• Stated problem: Find the string "Union" in the entries and copy each line that has it.

• Records from a data collection:
************
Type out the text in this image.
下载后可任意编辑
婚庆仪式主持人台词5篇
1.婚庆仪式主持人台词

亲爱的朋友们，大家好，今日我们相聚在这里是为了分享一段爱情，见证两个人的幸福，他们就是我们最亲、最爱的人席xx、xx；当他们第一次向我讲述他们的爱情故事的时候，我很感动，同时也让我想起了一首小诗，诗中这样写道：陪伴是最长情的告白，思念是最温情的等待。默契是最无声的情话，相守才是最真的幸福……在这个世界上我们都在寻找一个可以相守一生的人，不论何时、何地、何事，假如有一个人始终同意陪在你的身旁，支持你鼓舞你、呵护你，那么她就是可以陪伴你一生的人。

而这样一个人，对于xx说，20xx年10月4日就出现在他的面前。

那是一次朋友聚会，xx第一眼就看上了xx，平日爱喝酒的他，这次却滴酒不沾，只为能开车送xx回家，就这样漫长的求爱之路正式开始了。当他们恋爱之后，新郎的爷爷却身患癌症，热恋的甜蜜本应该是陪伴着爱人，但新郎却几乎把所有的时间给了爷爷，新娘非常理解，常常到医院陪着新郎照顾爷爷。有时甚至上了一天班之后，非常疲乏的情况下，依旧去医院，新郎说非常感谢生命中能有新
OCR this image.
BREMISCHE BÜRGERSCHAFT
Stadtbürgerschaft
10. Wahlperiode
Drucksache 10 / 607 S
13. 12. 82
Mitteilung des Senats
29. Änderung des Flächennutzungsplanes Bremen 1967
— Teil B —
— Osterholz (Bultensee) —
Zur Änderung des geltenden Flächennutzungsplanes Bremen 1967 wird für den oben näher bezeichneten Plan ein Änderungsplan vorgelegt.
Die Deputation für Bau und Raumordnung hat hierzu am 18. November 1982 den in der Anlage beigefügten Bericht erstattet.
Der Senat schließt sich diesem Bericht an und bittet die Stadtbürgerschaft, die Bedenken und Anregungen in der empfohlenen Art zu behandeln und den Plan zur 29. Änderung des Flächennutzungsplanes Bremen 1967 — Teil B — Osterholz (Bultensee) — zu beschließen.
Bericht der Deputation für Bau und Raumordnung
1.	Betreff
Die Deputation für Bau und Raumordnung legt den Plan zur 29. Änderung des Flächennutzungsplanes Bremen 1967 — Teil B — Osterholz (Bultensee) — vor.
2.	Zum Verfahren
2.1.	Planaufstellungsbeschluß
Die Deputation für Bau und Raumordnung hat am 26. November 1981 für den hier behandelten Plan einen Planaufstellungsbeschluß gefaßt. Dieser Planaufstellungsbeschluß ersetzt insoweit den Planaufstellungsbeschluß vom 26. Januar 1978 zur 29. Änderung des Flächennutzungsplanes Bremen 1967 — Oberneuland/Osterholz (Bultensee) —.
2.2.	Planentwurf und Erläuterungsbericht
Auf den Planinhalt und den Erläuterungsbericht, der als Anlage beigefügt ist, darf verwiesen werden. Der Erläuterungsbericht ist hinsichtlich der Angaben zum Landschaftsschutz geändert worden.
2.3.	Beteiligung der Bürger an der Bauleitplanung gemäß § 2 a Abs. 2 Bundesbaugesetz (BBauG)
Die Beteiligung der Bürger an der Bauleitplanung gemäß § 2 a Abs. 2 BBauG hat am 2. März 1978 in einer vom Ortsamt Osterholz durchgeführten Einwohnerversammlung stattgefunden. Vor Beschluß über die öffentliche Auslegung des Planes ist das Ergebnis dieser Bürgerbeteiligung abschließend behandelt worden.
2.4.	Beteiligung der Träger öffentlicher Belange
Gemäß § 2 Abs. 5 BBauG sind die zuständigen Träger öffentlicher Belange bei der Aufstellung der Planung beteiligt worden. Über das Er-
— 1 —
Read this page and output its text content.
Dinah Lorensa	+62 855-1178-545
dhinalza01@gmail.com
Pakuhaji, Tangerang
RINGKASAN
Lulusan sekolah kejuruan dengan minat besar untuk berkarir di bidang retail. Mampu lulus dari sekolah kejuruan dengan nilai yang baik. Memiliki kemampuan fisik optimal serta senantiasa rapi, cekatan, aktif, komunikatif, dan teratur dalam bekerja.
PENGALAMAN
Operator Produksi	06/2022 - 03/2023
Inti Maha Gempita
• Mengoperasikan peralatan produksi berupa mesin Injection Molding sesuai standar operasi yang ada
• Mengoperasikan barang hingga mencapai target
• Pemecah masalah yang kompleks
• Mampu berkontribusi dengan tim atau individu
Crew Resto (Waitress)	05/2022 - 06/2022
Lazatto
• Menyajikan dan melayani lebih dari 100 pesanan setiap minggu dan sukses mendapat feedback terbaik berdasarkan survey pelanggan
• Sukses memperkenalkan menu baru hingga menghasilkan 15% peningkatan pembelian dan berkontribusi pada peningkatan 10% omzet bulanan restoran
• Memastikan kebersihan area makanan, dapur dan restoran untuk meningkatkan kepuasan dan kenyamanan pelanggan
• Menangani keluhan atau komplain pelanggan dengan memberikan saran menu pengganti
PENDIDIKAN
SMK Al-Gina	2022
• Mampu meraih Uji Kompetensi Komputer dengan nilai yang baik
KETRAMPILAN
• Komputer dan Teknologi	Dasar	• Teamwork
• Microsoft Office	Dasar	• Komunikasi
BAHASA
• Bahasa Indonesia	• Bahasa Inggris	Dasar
************
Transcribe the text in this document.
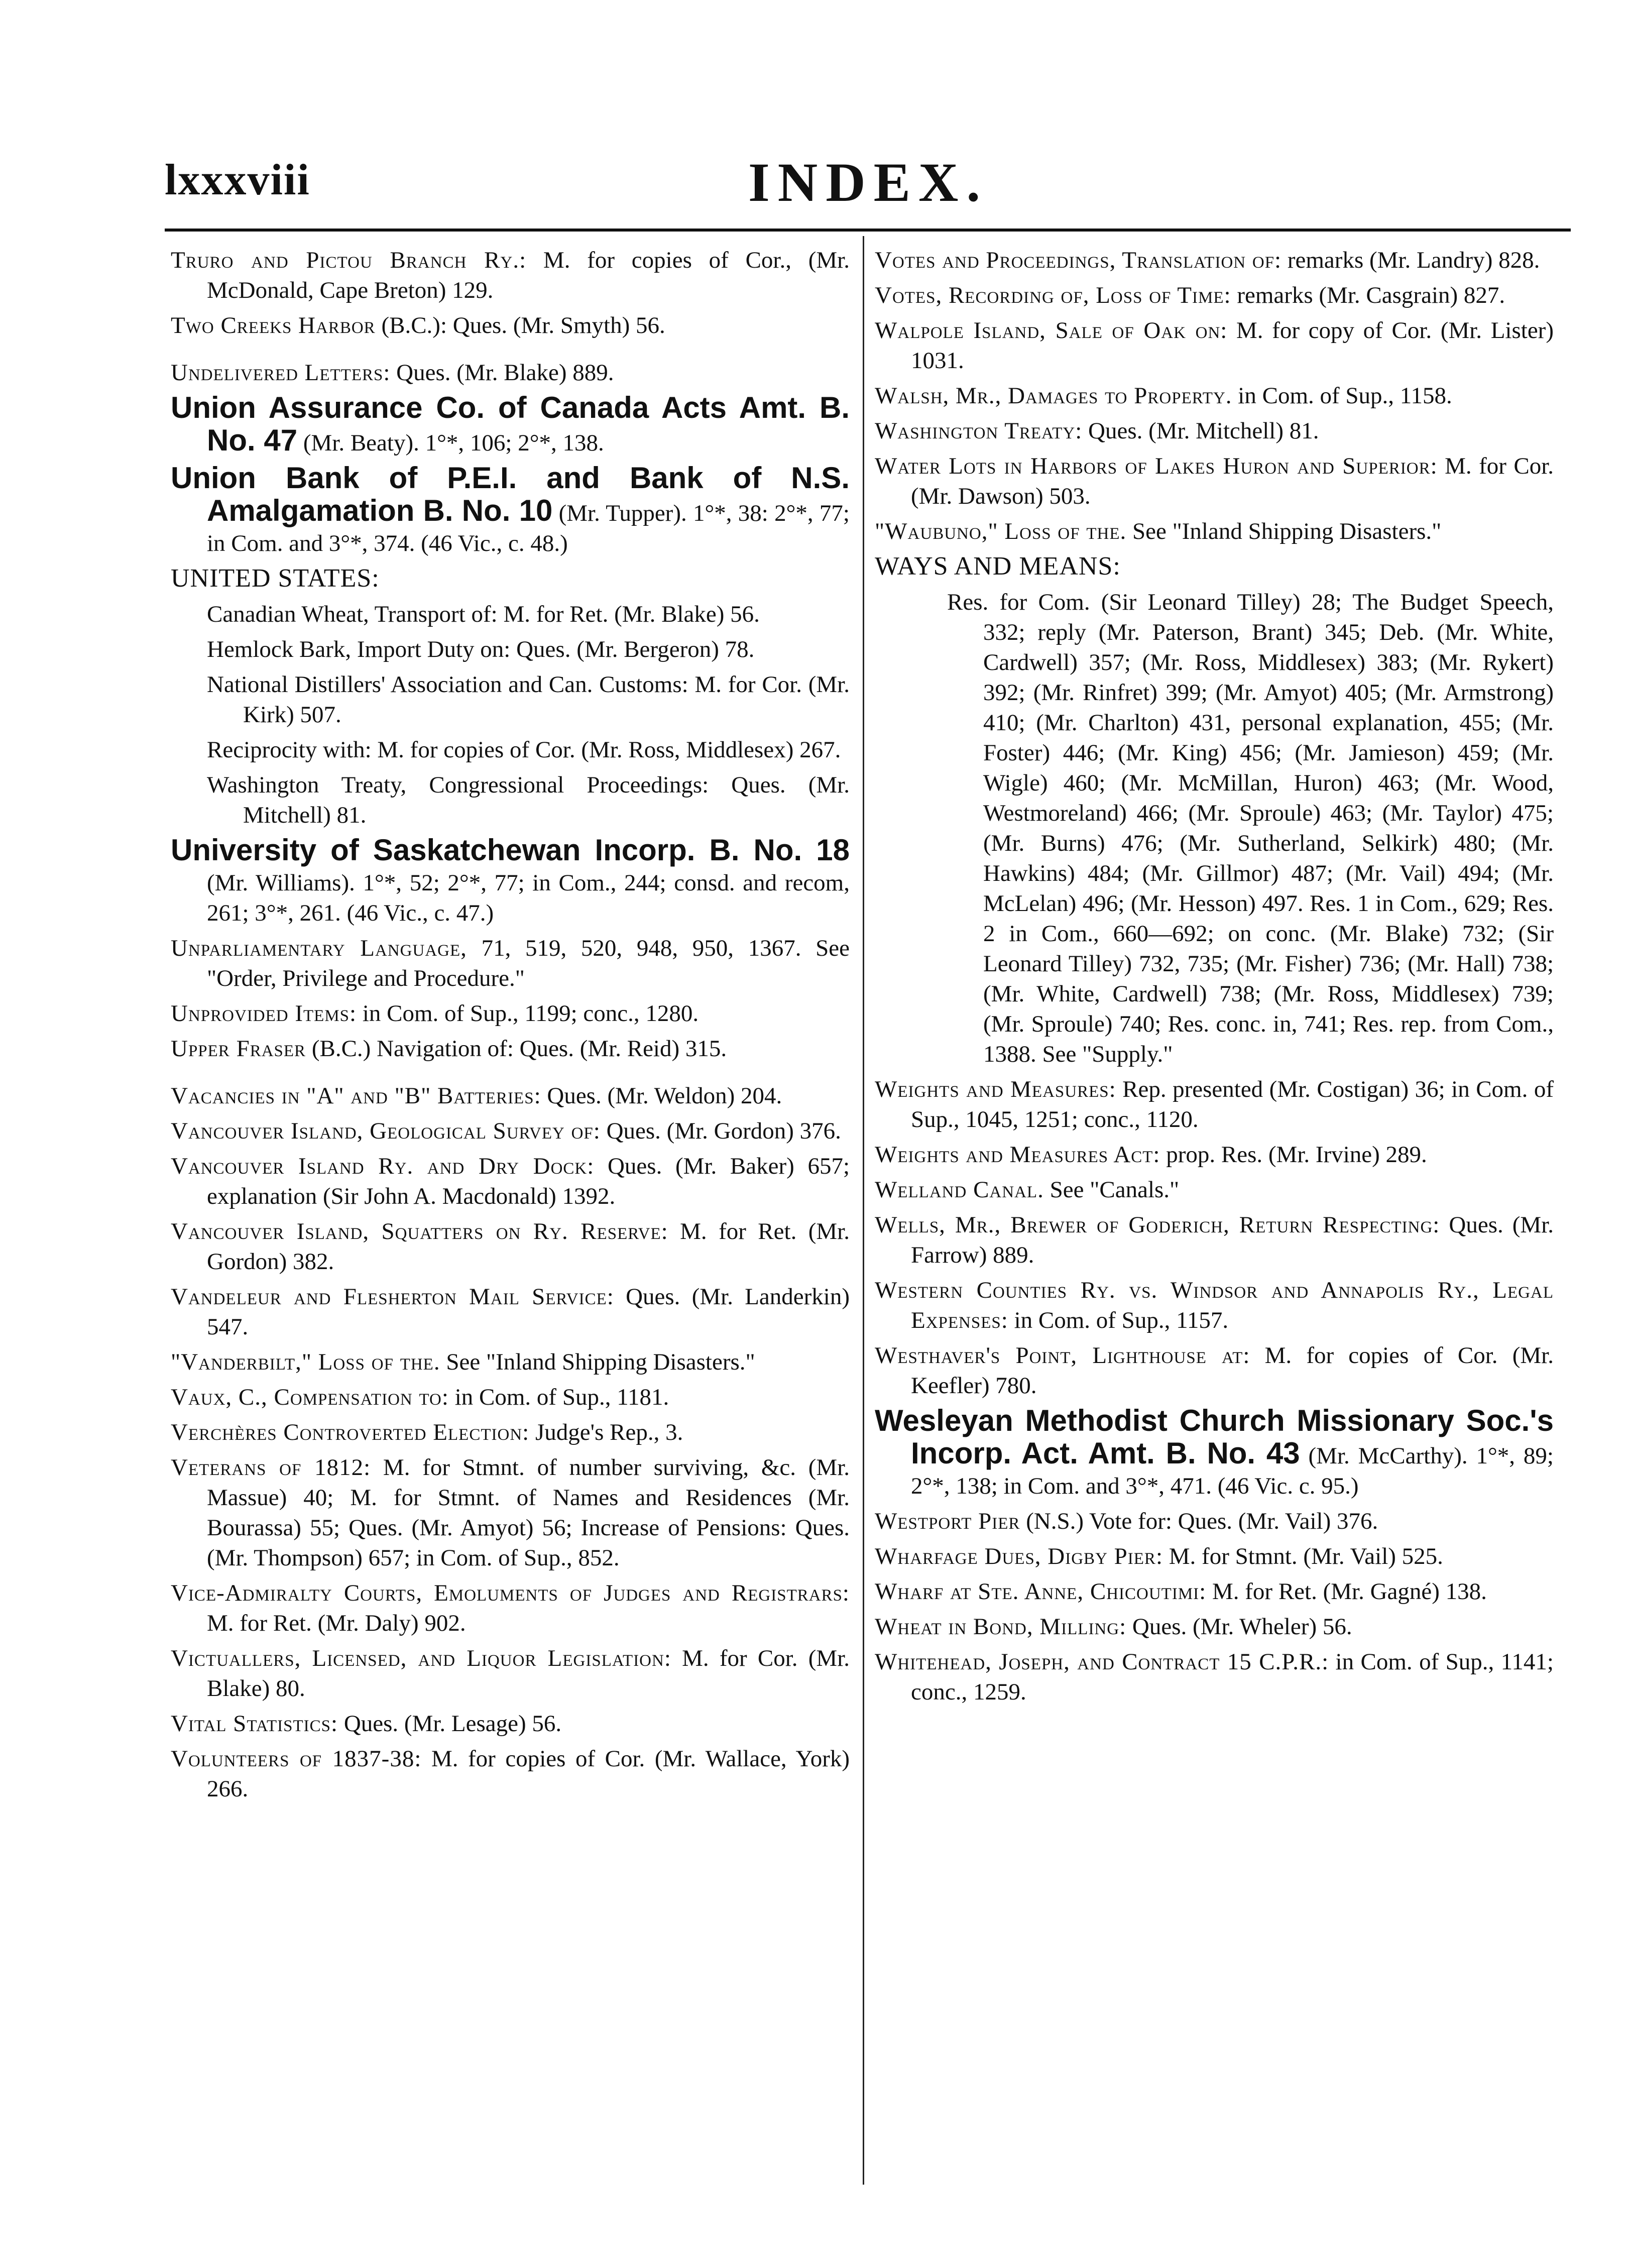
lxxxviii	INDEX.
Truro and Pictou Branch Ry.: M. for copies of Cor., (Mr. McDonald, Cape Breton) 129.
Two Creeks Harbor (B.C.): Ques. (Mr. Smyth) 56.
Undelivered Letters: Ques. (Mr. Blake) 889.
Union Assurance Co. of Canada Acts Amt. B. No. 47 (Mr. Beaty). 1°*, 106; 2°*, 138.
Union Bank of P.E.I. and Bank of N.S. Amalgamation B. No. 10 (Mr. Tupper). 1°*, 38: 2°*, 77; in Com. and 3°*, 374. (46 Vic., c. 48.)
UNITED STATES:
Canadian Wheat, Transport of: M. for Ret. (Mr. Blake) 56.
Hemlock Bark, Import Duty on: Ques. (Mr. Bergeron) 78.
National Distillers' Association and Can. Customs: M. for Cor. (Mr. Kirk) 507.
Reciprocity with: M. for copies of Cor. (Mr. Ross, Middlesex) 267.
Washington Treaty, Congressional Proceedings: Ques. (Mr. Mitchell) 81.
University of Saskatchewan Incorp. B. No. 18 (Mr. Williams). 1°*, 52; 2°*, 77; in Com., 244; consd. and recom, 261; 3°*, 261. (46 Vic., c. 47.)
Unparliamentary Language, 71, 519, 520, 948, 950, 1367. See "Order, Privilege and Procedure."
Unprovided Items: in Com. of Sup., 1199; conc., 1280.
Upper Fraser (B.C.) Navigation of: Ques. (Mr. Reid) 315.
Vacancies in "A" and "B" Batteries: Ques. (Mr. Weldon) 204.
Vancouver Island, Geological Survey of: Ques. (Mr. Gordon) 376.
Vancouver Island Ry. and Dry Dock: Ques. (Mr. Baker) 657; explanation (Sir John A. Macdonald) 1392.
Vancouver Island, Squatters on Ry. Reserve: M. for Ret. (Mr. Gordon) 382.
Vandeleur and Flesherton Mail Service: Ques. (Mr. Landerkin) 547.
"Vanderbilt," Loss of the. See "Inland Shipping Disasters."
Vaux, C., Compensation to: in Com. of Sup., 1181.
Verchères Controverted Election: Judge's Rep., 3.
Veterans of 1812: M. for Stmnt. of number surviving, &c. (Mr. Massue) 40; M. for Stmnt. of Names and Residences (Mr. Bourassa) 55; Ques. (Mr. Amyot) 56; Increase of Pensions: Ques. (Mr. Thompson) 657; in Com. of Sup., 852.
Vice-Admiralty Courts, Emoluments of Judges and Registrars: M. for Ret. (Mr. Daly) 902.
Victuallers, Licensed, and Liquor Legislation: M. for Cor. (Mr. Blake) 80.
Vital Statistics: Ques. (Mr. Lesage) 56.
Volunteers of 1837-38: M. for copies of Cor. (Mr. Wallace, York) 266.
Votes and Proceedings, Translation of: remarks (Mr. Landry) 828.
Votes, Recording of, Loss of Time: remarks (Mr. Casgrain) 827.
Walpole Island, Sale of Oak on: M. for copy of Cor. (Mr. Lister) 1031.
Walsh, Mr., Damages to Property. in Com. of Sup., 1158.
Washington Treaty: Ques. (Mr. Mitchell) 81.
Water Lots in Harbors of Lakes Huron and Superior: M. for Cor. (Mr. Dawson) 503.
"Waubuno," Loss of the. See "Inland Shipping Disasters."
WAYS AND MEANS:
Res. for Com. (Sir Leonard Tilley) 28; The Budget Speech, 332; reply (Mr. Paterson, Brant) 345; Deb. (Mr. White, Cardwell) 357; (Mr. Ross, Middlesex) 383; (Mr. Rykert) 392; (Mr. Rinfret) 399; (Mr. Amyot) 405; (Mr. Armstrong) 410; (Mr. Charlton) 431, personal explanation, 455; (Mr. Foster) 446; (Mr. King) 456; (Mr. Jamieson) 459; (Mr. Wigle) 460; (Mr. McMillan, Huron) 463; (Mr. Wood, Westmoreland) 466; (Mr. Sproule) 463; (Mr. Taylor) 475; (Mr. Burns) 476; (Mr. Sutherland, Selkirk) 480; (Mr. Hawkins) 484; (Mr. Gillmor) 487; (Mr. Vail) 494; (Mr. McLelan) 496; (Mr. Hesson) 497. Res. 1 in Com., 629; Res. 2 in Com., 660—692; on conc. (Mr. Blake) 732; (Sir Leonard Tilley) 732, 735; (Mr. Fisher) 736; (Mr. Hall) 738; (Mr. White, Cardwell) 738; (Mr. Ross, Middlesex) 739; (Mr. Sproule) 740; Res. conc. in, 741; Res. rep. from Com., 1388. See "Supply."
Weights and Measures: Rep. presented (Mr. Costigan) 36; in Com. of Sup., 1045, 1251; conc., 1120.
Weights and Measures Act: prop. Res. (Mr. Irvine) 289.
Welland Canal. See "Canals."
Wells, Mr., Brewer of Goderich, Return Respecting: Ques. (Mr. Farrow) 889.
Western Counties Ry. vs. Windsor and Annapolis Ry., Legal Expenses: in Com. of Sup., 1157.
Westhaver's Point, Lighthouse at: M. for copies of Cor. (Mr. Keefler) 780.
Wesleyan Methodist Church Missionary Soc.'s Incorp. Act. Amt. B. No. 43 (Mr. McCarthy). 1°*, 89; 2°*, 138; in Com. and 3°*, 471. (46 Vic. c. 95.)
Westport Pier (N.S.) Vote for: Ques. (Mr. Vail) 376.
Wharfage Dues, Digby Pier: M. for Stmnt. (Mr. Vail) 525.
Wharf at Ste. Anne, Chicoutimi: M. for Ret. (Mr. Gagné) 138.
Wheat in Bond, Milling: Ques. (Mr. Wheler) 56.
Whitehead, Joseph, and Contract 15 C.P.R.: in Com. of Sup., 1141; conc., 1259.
************
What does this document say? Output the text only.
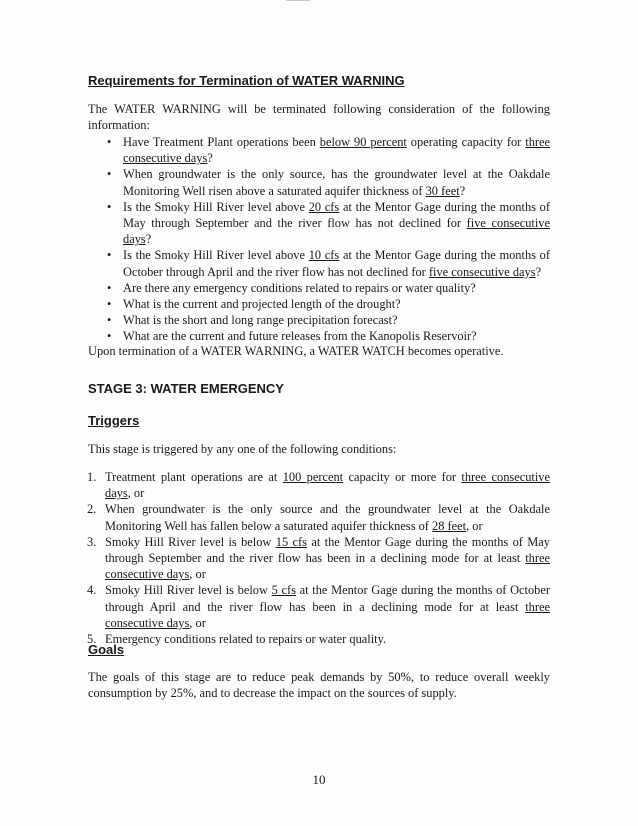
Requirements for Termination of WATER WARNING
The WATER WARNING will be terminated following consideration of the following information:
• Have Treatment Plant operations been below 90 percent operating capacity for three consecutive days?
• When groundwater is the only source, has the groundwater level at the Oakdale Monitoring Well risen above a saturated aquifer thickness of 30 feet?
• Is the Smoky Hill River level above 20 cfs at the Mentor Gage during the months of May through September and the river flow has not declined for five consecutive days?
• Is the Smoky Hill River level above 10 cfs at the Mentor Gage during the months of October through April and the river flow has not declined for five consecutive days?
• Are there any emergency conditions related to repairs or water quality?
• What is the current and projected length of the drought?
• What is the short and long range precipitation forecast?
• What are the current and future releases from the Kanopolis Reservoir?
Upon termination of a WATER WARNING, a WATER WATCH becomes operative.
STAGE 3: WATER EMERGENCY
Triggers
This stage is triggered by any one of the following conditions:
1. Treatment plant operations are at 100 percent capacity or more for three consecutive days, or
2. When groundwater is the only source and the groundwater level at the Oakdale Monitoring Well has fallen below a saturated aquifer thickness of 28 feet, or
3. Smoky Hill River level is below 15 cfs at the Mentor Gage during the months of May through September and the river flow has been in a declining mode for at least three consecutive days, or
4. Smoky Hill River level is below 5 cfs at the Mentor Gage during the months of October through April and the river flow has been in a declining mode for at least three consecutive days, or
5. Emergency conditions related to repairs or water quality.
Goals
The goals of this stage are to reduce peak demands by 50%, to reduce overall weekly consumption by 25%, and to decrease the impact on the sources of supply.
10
************
• Task output:
Union Assurance Co. of Canada Acts Amt. B. No. 47 (Mr. Beaty). 1°*, 106; 2°*, 138.
Union Bank of P.E.I. and Bank of N.S. Amalgamation B. No. 10 (Mr. Tupper). 1°*, 38: 2°*, 77; in Com. and 3°*, 374. (46 Vic., c. 48.)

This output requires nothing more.